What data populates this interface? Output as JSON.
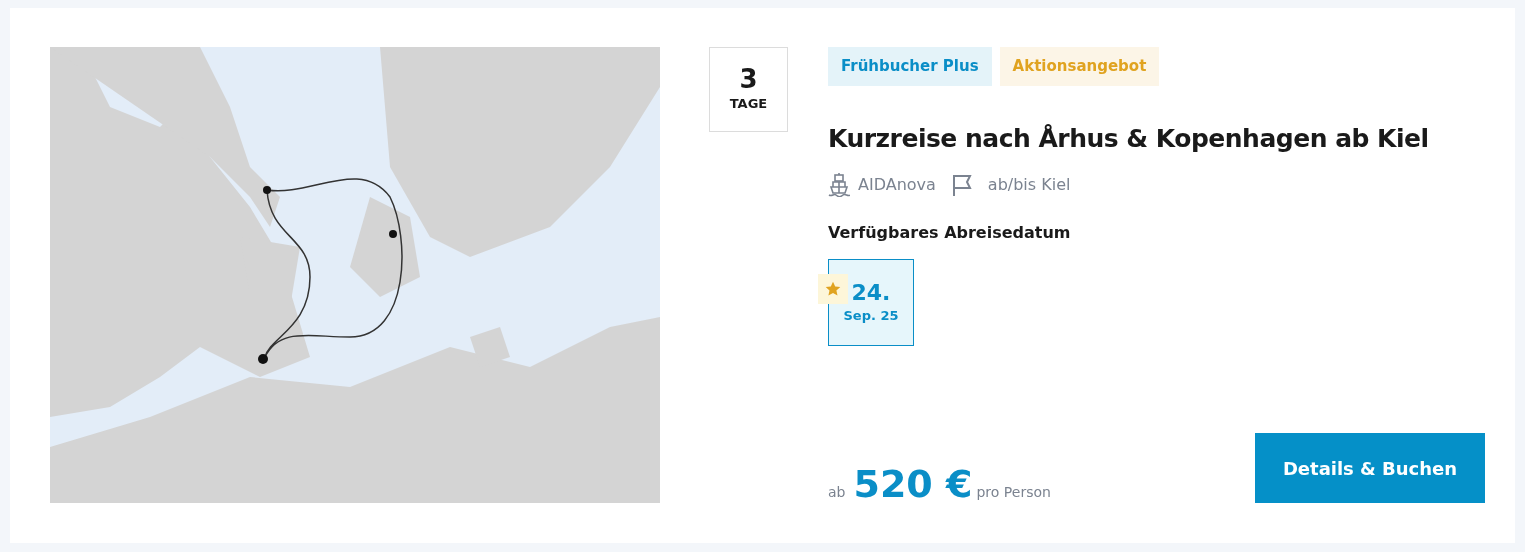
{
  "trip": {
    "duration": {
      "number": "3",
      "unit": "TAGE"
    },
    "badges": [
      {
        "label": "Frühbucher Plus",
        "color": "#0a8ec7"
      },
      {
        "label": "Aktionsangebot",
        "color": "#e0a320"
      }
    ],
    "title": "Kurzreise nach Århus & Kopenhagen ab Kiel",
    "ship": "AIDAnova",
    "port": "ab/bis Kiel",
    "dates_heading": "Verfügbares Abreisedatum",
    "dates": [
      {
        "day": "24.",
        "month": "Sep. 25",
        "selected": true,
        "featured": true
      }
    ],
    "price": {
      "prefix": "ab",
      "amount": "520 €",
      "suffix": "pro Person"
    },
    "button": "Details & Buchen"
  }
}
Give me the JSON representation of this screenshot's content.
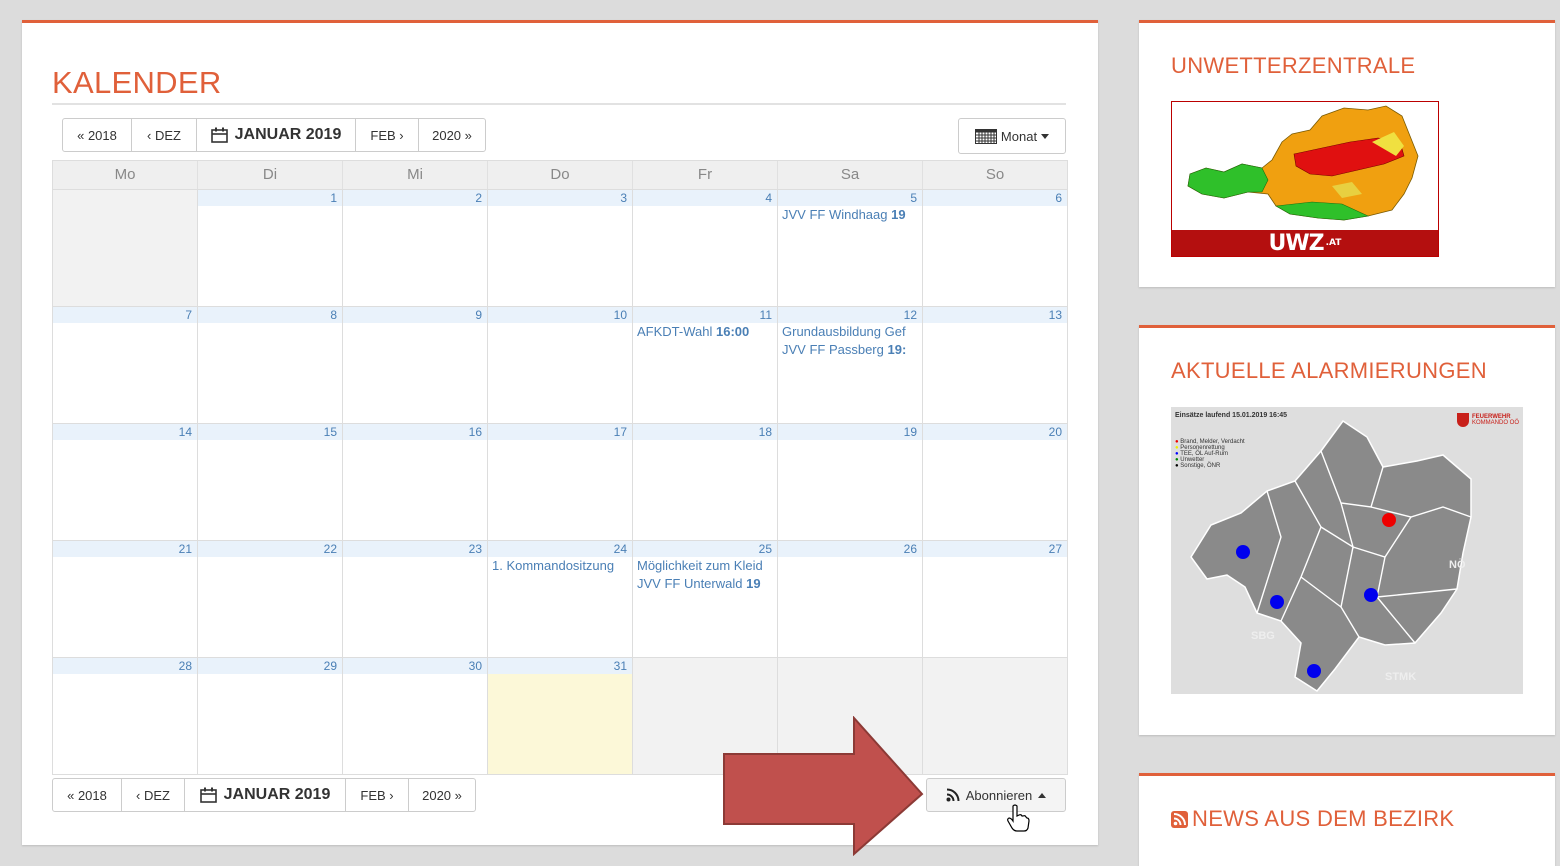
{
  "calendar": {
    "title": "KALENDER",
    "nav": {
      "prev_year": "« 2018",
      "prev_month": "‹ DEZ",
      "current": "JANUAR 2019",
      "next_month": "FEB ›",
      "next_year": "2020 »"
    },
    "view_label": "Monat",
    "subscribe_label": "Abonnieren",
    "weekdays": [
      "Mo",
      "Di",
      "Mi",
      "Do",
      "Fr",
      "Sa",
      "So"
    ],
    "weeks": [
      [
        {
          "num": "",
          "off": true,
          "events": []
        },
        {
          "num": "1",
          "events": []
        },
        {
          "num": "2",
          "events": []
        },
        {
          "num": "3",
          "events": []
        },
        {
          "num": "4",
          "events": []
        },
        {
          "num": "5",
          "events": [
            {
              "title": "JVV FF Windhaag",
              "time": "19"
            }
          ]
        },
        {
          "num": "6",
          "events": []
        }
      ],
      [
        {
          "num": "7",
          "events": []
        },
        {
          "num": "8",
          "events": []
        },
        {
          "num": "9",
          "events": []
        },
        {
          "num": "10",
          "events": []
        },
        {
          "num": "11",
          "events": [
            {
              "title": "AFKDT-Wahl",
              "time": "16:00"
            }
          ]
        },
        {
          "num": "12",
          "events": [
            {
              "title": "Grundausbildung Gef",
              "time": ""
            },
            {
              "title": "JVV FF Passberg",
              "time": "19:"
            }
          ]
        },
        {
          "num": "13",
          "events": []
        }
      ],
      [
        {
          "num": "14",
          "events": []
        },
        {
          "num": "15",
          "events": []
        },
        {
          "num": "16",
          "events": []
        },
        {
          "num": "17",
          "events": []
        },
        {
          "num": "18",
          "events": []
        },
        {
          "num": "19",
          "events": []
        },
        {
          "num": "20",
          "events": []
        }
      ],
      [
        {
          "num": "21",
          "events": []
        },
        {
          "num": "22",
          "events": []
        },
        {
          "num": "23",
          "events": []
        },
        {
          "num": "24",
          "events": [
            {
              "title": "1. Kommandositzung",
              "time": ""
            }
          ]
        },
        {
          "num": "25",
          "events": [
            {
              "title": "Möglichkeit zum Kleid",
              "time": ""
            },
            {
              "title": "JVV FF Unterwald",
              "time": "19"
            }
          ]
        },
        {
          "num": "26",
          "events": []
        },
        {
          "num": "27",
          "events": []
        }
      ],
      [
        {
          "num": "28",
          "events": []
        },
        {
          "num": "29",
          "events": []
        },
        {
          "num": "30",
          "events": []
        },
        {
          "num": "31",
          "today": true,
          "events": []
        },
        {
          "num": "",
          "off": true,
          "events": []
        },
        {
          "num": "",
          "off": true,
          "events": []
        },
        {
          "num": "",
          "off": true,
          "events": []
        }
      ]
    ]
  },
  "sidebar": {
    "uwz_title": "UNWETTERZENTRALE",
    "uwz_logo": "UWZ",
    "uwz_logo_suffix": ".AT",
    "alarm_title": "AKTUELLE ALARMIERUNGEN",
    "alarm_map": {
      "header": "Einsätze laufend 15.01.2019 16:45",
      "legend": [
        "Brand, Melder, Verdacht",
        "Personenrettung",
        "TEE, ÖL Auf-Rum",
        "Unwetter",
        "Sonstige, ÖNR"
      ],
      "logo_text": "FEUERWEHR",
      "logo_sub": "KOMMANDO OÖ",
      "region_labels": [
        "NÖ",
        "SBG",
        "STMK"
      ]
    },
    "news_title": "NEWS AUS DEM BEZIRK"
  },
  "colors": {
    "accent": "#e0603a",
    "link": "#4a7fb5",
    "today": "#fcf8d8",
    "arrow": "#c0504d"
  }
}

· · · · ·

Say, as a bare number, how many lines in the entries above include the string "JSON".

2